Data entries:
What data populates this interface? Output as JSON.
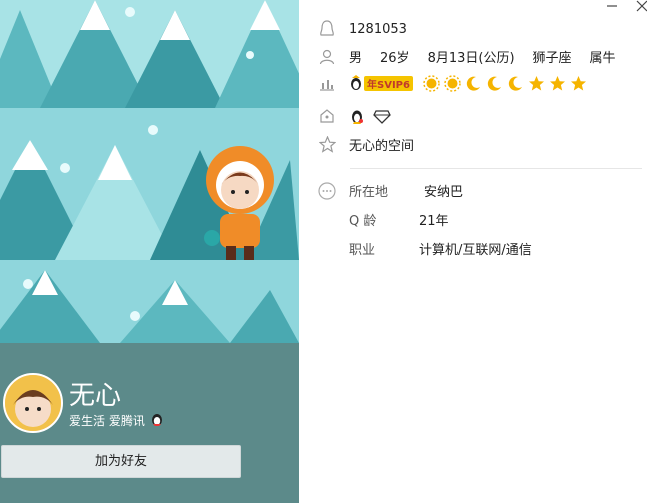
{
  "window": {
    "minimize_icon": "minimize-icon",
    "close_icon": "close-icon"
  },
  "profile": {
    "nickname": "无心",
    "signature": "爱生活 爱腾讯",
    "add_friend_label": "加为好友",
    "qq_number": "1281053",
    "gender": "男",
    "age": "26岁",
    "birthday": "8月13日(公历)",
    "constellation": "狮子座",
    "zodiac": "属牛",
    "vip_label": "年SVIP6",
    "space_label": "无心的空间"
  },
  "details": [
    {
      "label": "所在地",
      "value": "安纳巴"
    },
    {
      "label": "Q 龄",
      "value": "21年"
    },
    {
      "label": "职业",
      "value": "计算机/互联网/通信"
    }
  ],
  "level_icons": [
    "sun-icon",
    "sun-icon",
    "moon-icon",
    "moon-icon",
    "moon-icon",
    "star-icon",
    "star-icon",
    "star-icon"
  ],
  "colors": {
    "bottom_panel": "#5c8a8a",
    "sky": "#8fd6dc",
    "accent_orange": "#f08c28",
    "gold": "#f5b400"
  }
}
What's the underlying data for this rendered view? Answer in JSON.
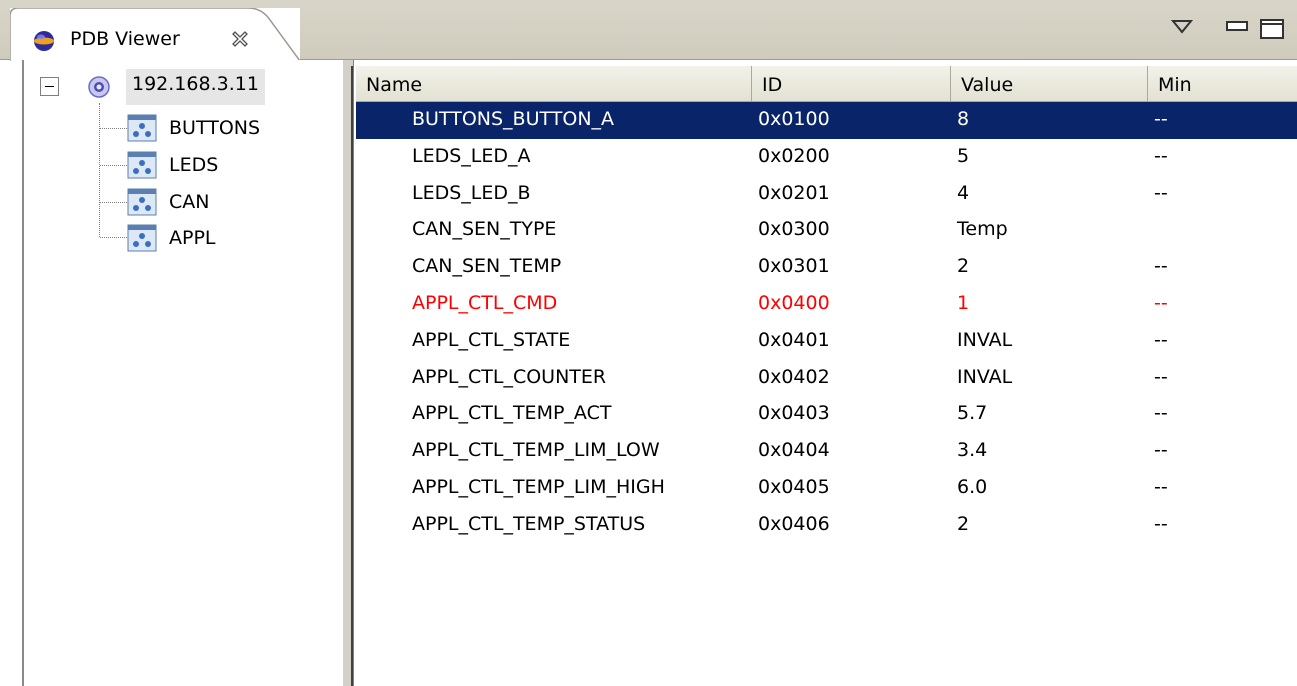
{
  "view_tab": {
    "title": "PDB Viewer",
    "icon": "globe-icon",
    "close_icon": "close-icon"
  },
  "view_toolbar": {
    "view_menu_icon": "view-menu-icon",
    "minimize_icon": "minimize-icon",
    "maximize_icon": "maximize-icon"
  },
  "tree": {
    "root": {
      "label": "192.168.3.11",
      "expanded": true,
      "icon": "server-icon"
    },
    "children": [
      {
        "label": "BUTTONS",
        "icon": "group-icon"
      },
      {
        "label": "LEDS",
        "icon": "group-icon"
      },
      {
        "label": "CAN",
        "icon": "group-icon"
      },
      {
        "label": "APPL",
        "icon": "group-icon"
      }
    ]
  },
  "table": {
    "columns": [
      "Name",
      "ID",
      "Value",
      "Min"
    ],
    "rows": [
      {
        "name": "BUTTONS_BUTTON_A",
        "id": "0x0100",
        "value": "8",
        "min": "--"
      },
      {
        "name": "LEDS_LED_A",
        "id": "0x0200",
        "value": "5",
        "min": "--"
      },
      {
        "name": "LEDS_LED_B",
        "id": "0x0201",
        "value": "4",
        "min": "--"
      },
      {
        "name": "CAN_SEN_TYPE",
        "id": "0x0300",
        "value": "Temp",
        "min": ""
      },
      {
        "name": "CAN_SEN_TEMP",
        "id": "0x0301",
        "value": "2",
        "min": "--"
      },
      {
        "name": "APPL_CTL_CMD",
        "id": "0x0400",
        "value": "1",
        "min": "--"
      },
      {
        "name": "APPL_CTL_STATE",
        "id": "0x0401",
        "value": "INVAL",
        "min": "--"
      },
      {
        "name": "APPL_CTL_COUNTER",
        "id": "0x0402",
        "value": "INVAL",
        "min": "--"
      },
      {
        "name": "APPL_CTL_TEMP_ACT",
        "id": "0x0403",
        "value": "5.7",
        "min": "--"
      },
      {
        "name": "APPL_CTL_TEMP_LIM_LOW",
        "id": "0x0404",
        "value": "3.4",
        "min": "--"
      },
      {
        "name": "APPL_CTL_TEMP_LIM_HIGH",
        "id": "0x0405",
        "value": "6.0",
        "min": "--"
      },
      {
        "name": "APPL_CTL_TEMP_STATUS",
        "id": "0x0406",
        "value": "2",
        "min": "--"
      }
    ],
    "selected_row": "BUTTONS_BUTTON_A",
    "highlighted_row": "APPL_CTL_CMD"
  },
  "colors": {
    "selection": "#0a246a",
    "alert_text": "#ff0000",
    "titlebar": "#d4d0c8"
  }
}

Task to carry out: Go through the records and show every line with the string "JSON" in it.

Task solution:
What data populates this interface? Output as JSON.
What's the underlying data for this rendered view? Answer in JSON.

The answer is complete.